PASSAGE FOR REVIEW:

========

The university houses students in four residence halls on campus.

Alumni Hall is home to beyond first-year students. Alumni Hall has all-gender floors and it is a suite-style residence where suites have two bedrooms that share a kitchenette and a three-piece bathroom.

Cartier Hall is home to first-year students. Cartier Hall has all-gender floors, two students share one room and four students share one bathroom.

Laurier Hall is home to beyond first-year students with single rooms on all gender floors. Common/shared all-gender bathrooms.

Rodzik Hall is home to first-year students and limited rooms for beyond first-year students. Rodzik Hall has all-gender floors, single rooms and two students share one washroom.

== Organization and administration ==
=== Governance ===
The university is governed as a public, non-profit, and non-denominational institution by the University of Windsor Act, 1962, which sets out the basic legal obligations and purposes of the institution. Similar to most Canadian universities, the Act establishes the university as a bicameral institution, governed by a Board of Governors and Senate, and led by a chancellor and president.

The Board is responsible for the oversight of all operational aspects of the university, including strategic direction, budgets, property management, and accountability for the university's financial, human, and physical resources. The Board is also responsible for appointing the chancellor, and the president and vice-chancellor. There are 32 members of the board, 20 external and 12 internal; this size was considered to be large without a compelling reason by the Auditor General of Ontario in a 2022 audit of Ontario universities.

The Senate is the supreme governing body of the university in academic matters. It is responsible for establishing academic policy, approving new programs and curricular changes, setting admission requirements, and overseeing academic regulation and discipline. It is the Senate that grants degrees, and has the authority to revoke them. The Senate is constituted by members of the faculty, who are either appointed ex-officio by virtue of their role, or elected by the faculty members from their home constituencies. Several students, staff members, and an alumni representative are also appointed to the Senate. There are several standing committees of the Senate that oversee different aspects of the Senate's mandate.

========

PROBLEMS TO WORK ON:
**A)** According to the passage about the University of Windsor, how many members sit on the Board of Governors?
**B)** Return a portion of the passage about the University of Windsor unchanged. Begin at the words "Laurier Hall is" and stop after "share one washroom.".
**C)** Name every residence hall mentioned in the passage about the University of Windsor.
The listing that comes after the passage is not needed for this work.

[Records from a data source]
========

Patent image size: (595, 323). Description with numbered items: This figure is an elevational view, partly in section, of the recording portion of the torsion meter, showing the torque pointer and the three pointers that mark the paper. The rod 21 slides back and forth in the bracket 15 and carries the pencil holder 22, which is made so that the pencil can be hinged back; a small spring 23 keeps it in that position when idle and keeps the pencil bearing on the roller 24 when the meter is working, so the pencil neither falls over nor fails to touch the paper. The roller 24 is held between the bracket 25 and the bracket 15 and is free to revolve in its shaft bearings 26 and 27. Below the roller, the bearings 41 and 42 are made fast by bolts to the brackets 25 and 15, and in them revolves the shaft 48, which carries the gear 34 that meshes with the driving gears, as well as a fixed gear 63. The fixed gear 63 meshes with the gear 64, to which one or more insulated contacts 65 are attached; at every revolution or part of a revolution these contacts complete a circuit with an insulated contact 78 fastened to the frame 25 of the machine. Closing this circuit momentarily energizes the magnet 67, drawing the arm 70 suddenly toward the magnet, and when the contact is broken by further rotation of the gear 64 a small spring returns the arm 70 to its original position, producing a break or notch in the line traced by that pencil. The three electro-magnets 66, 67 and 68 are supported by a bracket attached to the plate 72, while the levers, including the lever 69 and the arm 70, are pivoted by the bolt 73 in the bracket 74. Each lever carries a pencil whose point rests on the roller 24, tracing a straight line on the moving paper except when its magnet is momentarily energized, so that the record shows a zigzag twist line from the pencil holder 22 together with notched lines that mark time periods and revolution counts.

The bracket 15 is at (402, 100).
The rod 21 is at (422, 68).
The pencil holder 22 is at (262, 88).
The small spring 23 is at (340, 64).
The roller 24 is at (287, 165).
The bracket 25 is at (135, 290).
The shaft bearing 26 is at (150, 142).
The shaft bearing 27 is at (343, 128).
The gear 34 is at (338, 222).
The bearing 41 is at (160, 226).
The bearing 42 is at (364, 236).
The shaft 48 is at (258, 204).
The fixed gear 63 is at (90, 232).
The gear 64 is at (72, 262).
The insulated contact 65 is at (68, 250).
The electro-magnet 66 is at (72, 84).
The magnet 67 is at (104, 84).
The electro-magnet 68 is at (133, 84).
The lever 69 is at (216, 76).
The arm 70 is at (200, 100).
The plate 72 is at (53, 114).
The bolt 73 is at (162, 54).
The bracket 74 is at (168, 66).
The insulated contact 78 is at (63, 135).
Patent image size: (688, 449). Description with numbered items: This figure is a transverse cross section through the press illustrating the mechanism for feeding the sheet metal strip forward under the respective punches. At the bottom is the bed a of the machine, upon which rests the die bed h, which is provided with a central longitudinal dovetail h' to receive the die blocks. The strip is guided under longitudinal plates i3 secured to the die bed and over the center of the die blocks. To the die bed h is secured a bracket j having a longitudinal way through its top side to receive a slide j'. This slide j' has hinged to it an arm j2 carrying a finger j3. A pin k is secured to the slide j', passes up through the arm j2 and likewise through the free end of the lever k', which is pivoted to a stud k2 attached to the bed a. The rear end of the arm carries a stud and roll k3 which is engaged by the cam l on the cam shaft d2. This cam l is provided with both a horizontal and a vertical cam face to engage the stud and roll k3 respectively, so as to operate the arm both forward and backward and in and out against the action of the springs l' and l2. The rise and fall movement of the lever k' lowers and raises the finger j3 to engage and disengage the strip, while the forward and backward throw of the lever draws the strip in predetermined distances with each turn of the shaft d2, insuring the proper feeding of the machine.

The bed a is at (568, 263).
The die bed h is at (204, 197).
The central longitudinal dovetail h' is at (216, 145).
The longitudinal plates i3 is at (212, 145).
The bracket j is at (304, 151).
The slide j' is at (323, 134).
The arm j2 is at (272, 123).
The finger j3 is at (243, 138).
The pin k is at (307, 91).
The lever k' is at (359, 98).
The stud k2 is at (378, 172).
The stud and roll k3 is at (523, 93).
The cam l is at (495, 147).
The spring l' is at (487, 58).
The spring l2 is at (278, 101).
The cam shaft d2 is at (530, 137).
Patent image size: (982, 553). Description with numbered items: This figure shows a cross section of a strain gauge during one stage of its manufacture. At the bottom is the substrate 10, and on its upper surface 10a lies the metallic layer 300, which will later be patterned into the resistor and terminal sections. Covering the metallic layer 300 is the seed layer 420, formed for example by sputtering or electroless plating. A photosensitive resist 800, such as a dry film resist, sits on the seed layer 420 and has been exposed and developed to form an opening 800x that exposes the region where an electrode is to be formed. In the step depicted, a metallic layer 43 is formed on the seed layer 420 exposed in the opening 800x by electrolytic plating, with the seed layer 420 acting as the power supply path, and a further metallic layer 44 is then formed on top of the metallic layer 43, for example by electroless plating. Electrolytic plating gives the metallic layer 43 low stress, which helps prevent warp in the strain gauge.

========

RESPONSES TO THE TASKS:
**A)** The Board has 32 members: 20 external and 12 internal.

**B)**
Laurier Hall is home to beyond first-year students with single rooms on all gender floors. Common/shared all-gender bathrooms.

Rodzik Hall is home to first-year students and limited rooms for beyond first-year students. Rodzik Hall has all-gender floors, single rooms and two students share one washroom.

**C)** Alumni Hall, Cartier Hall, Laurier Hall, Rodzik Hall